- [Information provided]:

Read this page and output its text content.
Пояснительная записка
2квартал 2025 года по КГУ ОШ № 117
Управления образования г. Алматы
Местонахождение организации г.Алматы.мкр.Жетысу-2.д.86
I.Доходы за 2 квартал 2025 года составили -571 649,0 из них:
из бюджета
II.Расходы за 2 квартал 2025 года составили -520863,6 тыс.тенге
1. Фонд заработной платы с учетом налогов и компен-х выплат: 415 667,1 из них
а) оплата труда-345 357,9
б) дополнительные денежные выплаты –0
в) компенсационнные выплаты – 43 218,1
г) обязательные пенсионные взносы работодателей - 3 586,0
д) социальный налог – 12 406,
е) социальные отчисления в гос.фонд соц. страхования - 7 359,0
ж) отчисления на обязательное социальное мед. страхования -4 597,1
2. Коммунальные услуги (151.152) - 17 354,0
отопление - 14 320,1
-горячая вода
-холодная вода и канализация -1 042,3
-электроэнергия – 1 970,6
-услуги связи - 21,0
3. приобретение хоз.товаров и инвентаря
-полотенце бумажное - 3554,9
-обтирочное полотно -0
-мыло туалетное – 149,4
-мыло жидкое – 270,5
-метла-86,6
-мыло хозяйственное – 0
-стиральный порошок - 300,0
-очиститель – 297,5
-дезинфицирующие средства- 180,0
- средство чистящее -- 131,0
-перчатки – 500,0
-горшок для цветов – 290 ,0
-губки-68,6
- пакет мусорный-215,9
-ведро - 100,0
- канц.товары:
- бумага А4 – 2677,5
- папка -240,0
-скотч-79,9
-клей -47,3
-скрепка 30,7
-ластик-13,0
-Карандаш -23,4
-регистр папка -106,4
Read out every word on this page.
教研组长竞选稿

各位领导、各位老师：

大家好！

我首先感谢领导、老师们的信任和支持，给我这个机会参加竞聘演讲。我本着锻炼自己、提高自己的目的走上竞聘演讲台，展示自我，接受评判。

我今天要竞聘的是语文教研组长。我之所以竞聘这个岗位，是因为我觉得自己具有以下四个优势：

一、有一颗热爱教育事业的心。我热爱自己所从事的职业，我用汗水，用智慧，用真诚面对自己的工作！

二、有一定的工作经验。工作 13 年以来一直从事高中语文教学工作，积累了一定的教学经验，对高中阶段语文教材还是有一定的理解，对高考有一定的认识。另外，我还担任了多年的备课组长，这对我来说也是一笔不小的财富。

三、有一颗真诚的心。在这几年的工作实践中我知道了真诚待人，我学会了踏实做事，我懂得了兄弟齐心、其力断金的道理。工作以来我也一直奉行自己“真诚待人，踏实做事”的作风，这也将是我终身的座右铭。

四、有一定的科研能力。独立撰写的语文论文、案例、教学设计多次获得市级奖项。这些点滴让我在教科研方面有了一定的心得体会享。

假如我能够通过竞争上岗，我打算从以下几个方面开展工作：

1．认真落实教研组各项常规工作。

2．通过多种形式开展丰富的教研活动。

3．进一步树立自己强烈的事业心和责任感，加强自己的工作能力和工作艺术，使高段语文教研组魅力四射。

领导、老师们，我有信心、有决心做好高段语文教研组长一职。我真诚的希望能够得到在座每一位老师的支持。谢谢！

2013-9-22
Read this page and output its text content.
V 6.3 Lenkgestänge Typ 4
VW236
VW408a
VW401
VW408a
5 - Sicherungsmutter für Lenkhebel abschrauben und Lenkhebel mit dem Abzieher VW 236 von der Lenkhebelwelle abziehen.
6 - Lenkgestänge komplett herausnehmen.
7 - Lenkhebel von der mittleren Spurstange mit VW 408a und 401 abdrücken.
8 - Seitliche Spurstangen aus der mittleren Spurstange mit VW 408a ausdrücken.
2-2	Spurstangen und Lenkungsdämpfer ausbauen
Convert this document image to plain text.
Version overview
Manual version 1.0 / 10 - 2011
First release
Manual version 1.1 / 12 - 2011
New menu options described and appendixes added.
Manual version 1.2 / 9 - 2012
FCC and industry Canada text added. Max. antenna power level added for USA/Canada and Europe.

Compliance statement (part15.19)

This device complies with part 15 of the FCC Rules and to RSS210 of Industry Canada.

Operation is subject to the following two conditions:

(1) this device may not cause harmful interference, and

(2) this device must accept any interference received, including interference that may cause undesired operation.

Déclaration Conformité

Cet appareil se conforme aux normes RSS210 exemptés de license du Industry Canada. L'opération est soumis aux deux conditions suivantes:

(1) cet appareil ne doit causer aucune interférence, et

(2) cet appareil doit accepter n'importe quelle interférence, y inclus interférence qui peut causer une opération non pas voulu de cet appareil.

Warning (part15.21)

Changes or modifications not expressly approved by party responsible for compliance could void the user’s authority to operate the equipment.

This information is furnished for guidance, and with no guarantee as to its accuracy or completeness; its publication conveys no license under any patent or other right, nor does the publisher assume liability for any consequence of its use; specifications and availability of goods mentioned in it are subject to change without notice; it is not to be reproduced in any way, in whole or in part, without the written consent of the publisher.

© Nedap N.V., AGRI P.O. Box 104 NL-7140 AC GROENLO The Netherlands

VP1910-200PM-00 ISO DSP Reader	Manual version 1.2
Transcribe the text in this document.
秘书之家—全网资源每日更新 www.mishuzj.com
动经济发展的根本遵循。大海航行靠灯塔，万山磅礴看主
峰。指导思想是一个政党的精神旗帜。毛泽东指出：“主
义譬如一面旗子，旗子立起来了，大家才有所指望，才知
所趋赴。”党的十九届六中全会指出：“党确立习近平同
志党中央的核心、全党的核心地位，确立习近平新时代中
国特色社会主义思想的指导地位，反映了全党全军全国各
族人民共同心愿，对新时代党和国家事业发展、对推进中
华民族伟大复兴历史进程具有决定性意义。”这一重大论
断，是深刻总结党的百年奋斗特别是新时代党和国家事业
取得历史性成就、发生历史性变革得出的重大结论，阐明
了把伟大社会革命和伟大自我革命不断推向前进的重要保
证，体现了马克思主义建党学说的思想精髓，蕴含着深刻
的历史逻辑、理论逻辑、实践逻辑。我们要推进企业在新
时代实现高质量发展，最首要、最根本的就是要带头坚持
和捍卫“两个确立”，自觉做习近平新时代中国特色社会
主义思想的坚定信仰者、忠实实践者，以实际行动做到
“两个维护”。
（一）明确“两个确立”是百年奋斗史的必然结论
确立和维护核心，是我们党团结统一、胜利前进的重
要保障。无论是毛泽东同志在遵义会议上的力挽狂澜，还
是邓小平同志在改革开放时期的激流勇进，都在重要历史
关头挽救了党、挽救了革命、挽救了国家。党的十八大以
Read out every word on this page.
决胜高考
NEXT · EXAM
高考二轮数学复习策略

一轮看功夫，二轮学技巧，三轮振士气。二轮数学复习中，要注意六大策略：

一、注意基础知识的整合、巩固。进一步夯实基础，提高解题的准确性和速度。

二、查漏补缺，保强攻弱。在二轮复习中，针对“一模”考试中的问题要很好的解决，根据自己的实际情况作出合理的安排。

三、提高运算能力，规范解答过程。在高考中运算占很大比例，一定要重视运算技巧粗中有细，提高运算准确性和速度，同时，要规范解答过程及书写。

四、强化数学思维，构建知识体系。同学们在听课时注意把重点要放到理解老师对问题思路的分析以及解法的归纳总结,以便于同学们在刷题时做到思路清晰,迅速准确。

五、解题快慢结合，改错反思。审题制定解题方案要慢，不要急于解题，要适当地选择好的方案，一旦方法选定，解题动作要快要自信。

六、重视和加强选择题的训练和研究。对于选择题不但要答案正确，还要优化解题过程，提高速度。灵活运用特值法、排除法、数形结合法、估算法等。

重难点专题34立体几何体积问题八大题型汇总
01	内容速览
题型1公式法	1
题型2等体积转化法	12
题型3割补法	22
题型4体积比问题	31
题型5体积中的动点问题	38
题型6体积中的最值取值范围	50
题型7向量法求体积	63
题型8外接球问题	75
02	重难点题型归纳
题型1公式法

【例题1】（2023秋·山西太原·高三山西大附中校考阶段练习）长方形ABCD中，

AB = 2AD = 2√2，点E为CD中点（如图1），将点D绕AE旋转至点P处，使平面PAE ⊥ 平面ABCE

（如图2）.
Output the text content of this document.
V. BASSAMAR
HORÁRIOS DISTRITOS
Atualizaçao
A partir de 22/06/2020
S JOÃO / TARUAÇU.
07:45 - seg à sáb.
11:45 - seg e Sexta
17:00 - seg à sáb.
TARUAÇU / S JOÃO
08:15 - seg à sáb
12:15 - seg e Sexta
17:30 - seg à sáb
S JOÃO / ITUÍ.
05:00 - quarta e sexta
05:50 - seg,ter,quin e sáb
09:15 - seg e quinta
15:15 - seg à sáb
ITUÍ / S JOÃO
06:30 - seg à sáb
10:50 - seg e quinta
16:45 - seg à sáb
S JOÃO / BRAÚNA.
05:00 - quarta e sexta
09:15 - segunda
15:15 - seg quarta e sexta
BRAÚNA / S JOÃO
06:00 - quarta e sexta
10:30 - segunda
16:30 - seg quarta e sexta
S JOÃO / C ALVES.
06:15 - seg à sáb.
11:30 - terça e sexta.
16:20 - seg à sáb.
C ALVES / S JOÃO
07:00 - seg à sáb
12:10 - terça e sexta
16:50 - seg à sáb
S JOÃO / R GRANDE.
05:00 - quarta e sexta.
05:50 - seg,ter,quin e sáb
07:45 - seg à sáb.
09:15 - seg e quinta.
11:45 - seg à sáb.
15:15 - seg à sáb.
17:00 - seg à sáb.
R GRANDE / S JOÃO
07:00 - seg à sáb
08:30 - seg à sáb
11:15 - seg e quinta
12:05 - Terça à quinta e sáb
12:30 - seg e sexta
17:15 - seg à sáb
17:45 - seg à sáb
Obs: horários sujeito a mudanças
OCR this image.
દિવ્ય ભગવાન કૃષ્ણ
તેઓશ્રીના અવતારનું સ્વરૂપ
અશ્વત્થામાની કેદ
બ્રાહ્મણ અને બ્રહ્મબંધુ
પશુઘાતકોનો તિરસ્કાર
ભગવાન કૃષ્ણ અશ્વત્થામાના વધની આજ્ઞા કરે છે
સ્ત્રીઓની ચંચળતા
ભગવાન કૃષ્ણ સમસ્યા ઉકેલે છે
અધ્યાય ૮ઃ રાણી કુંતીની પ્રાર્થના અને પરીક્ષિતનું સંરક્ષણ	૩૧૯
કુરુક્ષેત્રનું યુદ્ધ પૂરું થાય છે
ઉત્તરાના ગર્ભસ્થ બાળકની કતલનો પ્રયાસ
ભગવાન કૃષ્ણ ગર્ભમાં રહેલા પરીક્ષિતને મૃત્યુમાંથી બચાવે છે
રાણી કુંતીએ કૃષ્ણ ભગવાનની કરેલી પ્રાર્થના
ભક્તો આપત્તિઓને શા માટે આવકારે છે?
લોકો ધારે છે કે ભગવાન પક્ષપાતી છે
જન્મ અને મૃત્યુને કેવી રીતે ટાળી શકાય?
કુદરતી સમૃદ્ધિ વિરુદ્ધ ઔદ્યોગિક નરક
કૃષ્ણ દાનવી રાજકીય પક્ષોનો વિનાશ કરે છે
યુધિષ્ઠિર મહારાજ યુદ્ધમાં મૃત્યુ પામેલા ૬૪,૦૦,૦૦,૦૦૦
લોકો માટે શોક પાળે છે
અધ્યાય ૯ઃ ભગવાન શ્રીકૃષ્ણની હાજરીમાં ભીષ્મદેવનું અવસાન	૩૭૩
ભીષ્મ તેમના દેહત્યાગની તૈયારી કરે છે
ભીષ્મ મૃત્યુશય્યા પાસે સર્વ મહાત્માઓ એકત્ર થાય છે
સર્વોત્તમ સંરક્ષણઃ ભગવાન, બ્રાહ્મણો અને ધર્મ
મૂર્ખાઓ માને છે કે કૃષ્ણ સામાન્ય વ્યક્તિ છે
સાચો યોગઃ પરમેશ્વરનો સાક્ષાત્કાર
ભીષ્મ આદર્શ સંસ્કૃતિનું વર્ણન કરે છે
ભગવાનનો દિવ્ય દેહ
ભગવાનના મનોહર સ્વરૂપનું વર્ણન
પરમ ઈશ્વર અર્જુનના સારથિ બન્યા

- [Problem description]: Copy all lines from the material that contain "document".

- [Written answer]:
Convert this document image to plain text.
Transcribe the text in this document.
Output the text content of this document.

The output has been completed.